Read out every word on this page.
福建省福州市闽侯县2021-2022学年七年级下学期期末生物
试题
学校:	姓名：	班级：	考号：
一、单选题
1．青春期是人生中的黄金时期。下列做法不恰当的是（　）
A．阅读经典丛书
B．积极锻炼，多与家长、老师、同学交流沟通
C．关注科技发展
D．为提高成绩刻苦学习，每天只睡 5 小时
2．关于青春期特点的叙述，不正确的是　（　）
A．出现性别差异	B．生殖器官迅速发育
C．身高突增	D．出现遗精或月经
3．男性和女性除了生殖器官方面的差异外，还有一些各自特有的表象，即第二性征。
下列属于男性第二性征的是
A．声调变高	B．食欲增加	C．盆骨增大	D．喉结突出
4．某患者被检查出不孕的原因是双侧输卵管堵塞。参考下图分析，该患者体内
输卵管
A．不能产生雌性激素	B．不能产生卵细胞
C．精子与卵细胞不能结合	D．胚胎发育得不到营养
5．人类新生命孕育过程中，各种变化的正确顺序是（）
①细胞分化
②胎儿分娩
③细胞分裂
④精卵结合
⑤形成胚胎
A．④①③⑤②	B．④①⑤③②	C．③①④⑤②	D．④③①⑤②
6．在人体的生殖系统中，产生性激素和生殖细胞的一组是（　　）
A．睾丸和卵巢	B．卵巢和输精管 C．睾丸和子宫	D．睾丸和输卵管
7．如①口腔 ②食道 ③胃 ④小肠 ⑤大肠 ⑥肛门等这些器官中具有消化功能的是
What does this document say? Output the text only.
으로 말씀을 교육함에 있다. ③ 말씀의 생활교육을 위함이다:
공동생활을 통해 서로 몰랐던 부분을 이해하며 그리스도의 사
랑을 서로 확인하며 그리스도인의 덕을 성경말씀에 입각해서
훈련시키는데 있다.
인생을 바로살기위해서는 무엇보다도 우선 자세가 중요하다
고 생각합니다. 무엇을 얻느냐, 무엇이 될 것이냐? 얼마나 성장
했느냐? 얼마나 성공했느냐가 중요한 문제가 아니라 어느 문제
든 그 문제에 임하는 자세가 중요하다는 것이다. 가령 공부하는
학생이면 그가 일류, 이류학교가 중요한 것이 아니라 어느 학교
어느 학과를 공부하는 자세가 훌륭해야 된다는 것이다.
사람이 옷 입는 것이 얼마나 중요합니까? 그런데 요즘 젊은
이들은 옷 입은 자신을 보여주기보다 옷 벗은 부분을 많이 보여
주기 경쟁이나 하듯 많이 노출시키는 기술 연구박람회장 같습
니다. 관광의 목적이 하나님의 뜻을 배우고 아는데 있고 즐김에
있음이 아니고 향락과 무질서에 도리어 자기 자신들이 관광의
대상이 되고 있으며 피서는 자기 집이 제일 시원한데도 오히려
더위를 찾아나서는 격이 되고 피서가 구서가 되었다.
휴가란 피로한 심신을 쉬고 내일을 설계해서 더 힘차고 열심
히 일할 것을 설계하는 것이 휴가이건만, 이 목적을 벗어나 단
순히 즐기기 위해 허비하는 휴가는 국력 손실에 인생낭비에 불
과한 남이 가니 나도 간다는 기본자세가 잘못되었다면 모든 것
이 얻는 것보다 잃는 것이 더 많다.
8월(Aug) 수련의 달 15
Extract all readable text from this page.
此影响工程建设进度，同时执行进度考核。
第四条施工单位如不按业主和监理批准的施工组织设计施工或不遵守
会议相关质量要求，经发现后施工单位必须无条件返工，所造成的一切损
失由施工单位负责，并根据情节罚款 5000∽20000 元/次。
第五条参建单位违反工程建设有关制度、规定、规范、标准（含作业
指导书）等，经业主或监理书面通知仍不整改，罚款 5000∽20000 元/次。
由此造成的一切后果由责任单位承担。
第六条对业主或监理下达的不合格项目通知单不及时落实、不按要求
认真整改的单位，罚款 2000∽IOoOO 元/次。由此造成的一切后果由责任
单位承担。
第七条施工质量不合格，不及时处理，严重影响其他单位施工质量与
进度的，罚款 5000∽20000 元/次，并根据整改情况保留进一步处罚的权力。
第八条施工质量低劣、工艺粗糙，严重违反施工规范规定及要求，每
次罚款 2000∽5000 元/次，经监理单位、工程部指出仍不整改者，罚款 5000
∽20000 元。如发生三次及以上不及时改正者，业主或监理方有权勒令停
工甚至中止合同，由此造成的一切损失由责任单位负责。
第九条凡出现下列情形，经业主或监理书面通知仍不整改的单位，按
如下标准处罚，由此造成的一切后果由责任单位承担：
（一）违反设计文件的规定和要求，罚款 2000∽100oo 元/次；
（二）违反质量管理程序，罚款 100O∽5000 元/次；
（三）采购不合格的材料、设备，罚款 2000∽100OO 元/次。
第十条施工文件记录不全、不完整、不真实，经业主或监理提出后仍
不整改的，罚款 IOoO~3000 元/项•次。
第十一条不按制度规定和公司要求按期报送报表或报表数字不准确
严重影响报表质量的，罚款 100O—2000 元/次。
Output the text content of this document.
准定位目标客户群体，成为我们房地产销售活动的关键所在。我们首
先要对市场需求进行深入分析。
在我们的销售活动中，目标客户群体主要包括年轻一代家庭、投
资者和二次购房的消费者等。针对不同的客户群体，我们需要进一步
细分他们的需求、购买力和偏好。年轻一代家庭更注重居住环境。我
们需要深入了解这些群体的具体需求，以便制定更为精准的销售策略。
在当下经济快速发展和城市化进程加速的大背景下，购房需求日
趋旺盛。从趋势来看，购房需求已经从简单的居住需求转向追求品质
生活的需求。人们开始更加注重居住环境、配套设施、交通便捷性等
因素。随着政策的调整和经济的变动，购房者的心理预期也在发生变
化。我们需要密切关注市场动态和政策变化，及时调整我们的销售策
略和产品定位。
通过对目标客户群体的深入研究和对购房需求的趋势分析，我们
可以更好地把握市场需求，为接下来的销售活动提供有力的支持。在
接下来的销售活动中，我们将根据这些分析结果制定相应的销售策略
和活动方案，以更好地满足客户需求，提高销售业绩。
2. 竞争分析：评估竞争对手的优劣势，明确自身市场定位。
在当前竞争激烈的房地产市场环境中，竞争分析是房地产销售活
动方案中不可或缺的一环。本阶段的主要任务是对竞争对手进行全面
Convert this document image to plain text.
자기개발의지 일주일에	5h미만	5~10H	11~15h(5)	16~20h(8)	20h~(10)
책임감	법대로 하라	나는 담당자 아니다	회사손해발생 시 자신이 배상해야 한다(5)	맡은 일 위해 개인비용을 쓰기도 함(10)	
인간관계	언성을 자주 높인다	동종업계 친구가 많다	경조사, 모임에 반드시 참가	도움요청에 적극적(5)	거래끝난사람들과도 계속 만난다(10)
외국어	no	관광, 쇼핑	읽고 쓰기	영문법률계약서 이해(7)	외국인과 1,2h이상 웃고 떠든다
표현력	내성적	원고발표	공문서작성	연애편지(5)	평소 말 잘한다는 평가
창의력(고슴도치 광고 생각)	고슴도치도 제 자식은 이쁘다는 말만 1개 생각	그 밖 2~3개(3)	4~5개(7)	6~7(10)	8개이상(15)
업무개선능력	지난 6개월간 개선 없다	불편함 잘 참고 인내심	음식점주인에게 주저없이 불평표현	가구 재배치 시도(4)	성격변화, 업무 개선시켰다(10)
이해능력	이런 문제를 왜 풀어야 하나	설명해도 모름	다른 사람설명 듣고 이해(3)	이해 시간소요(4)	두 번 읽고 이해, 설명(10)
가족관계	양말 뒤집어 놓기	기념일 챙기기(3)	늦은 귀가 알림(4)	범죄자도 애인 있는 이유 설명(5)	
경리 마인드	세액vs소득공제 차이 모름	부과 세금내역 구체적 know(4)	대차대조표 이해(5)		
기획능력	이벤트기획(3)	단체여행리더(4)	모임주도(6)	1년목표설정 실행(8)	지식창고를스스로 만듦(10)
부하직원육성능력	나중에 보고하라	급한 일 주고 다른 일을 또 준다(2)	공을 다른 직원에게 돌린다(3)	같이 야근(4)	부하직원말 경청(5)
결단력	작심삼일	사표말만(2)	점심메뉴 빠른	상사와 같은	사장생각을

Set task
Tell how many lines of the material above hold "this", answering with a bare number.

Output below
5